#### SET EXERCISE
Without the pictures, can you quote each line below exactly?

#### DATA SECTION
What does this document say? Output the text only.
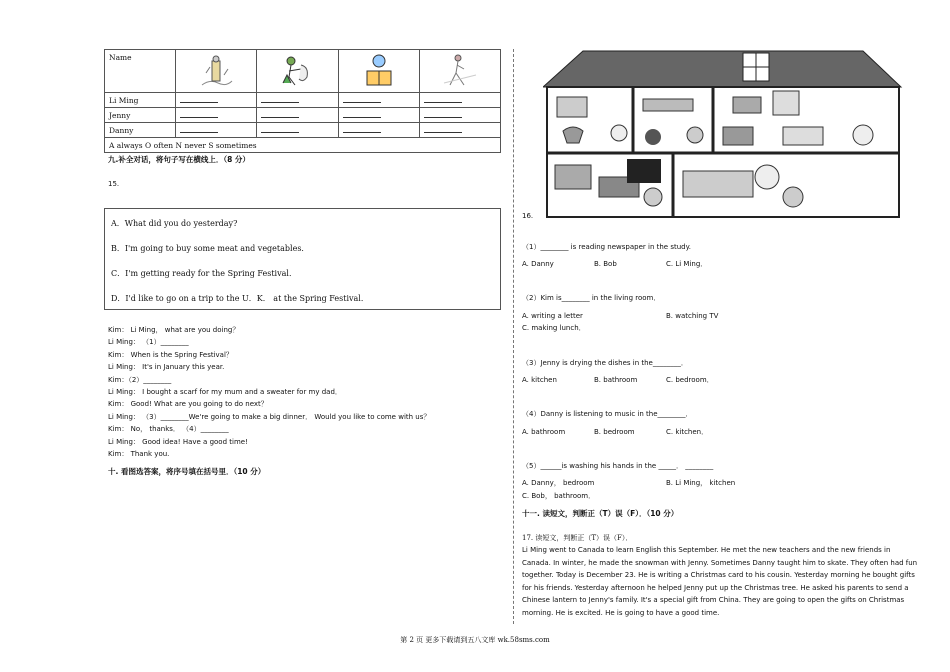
Name				
Li Ming				
Jenny				
Danny				
A always O often N never S sometimes				
九.补全对话，将句子写在横线上．（8 分）
15.
A．What did you do yesterday?
B．I'm going to buy some meat and vegetables．
C．I'm getting ready for the Spring Festival．
D．I'd like to go on a trip to the U．K． at the Spring Festival．
Kim： Li Ming， what are you doing？
Li Ming： （1）________
Kim： When is the Spring Festival？
Li Ming： It's in January this year.
Kim：（2）________
Li Ming： I bought a scarf for my mum and a sweater for my dad．
Kim： Good! What are you going to do next？
Li Ming： （3）________We're going to make a big dinner． Would you like to come with us？
Kim： No， thanks． （4）________
Li Ming： Good idea! Have a good time!
Kim： Thank you.
十. 看图选答案，将序号填在括号里．（10 分）
16.
（1）________ is reading newspaper in the study.
A. Danny	B. Bob	C. Li Ming．
（2）Kim is________ in the living room．
A. writing a letter	B. watching TV
C. making lunch．
（3）Jenny is drying the dishes in the________．
A. kitchen	B. bathroom	C. bedroom．
（4）Danny is listening to music in the________．
A. bathroom	B. bedroom	C. kitchen．
（5）______is washing his hands in the _____． ________
A. Danny， bedroom	B. Li Ming， kitchen
C. Bob， bathroom．
十一. 读短文，判断正（T）误（F）．（10 分）
17. 读短文，判断正（T）误（F）．
Li Ming went to Canada to learn English this September. He met the new teachers and the new friends in Canada. In winter, he made the snowman with Jenny. Sometimes Danny taught him to skate. They often had fun together. Today is December 23. He is writing a Christmas card to his cousin. Yesterday morning he bought gifts for his friends. Yesterday afternoon he helped Jenny put up the Christmas tree. He asked his parents to send a Chinese lantern to Jenny's family. It's a special gift from China. They are going to open the gifts on Christmas morning. He is excited. He is going to have a good time.
第 2 页 更多下载请到五八文库 wk.58sms.com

#### OUTPUT OF THE EXERCISE
What does this document say? Output the text only.
Name				
Li Ming				
Jenny				
Danny				
A always O often N never S sometimes				
九.补全对话，将句子写在横线上．（8 分）
15.
A．What did you do yesterday?
B．I'm going to buy some meat and vegetables．
C．I'm getting ready for the Spring Festival．
D．I'd like to go on a trip to the U．K． at the Spring Festival．
Kim： Li Ming， what are you doing？
Li Ming： （1）________
Kim： When is the Spring Festival？
Li Ming： It's in January this year.
Kim：（2）________
Li Ming： I bought a scarf for my mum and a sweater for my dad．
Kim： Good! What are you going to do next？
Li Ming： （3）________We're going to make a big dinner． Would you like to come with us？
Kim： No， thanks． （4）________
Li Ming： Good idea! Have a good time!
Kim： Thank you.
十. 看图选答案，将序号填在括号里．（10 分）
16.
（1）________ is reading newspaper in the study.
A. Danny	B. Bob	C. Li Ming．
（2）Kim is________ in the living room．
A. writing a letter	B. watching TV
C. making lunch．
（3）Jenny is drying the dishes in the________．
A. kitchen	B. bathroom	C. bedroom．
（4）Danny is listening to music in the________．
A. bathroom	B. bedroom	C. kitchen．
（5）______is washing his hands in the _____． ________
A. Danny， bedroom	B. Li Ming， kitchen
C. Bob， bathroom．
十一. 读短文，判断正（T）误（F）．（10 分）
17. 读短文，判断正（T）误（F）．
Li Ming went to Canada to learn English this September. He met the new teachers and the new friends in Canada. In winter, he made the snowman with Jenny. Sometimes Danny taught him to skate. They often had fun together. Today is December 23. He is writing a Christmas card to his cousin. Yesterday morning he bought gifts for his friends. Yesterday afternoon he helped Jenny put up the Christmas tree. He asked his parents to send a Chinese lantern to Jenny's family. It's a special gift from China. They are going to open the gifts on Christmas morning. He is excited. He is going to have a good time.
第 2 页 更多下载请到五八文库 wk.58sms.com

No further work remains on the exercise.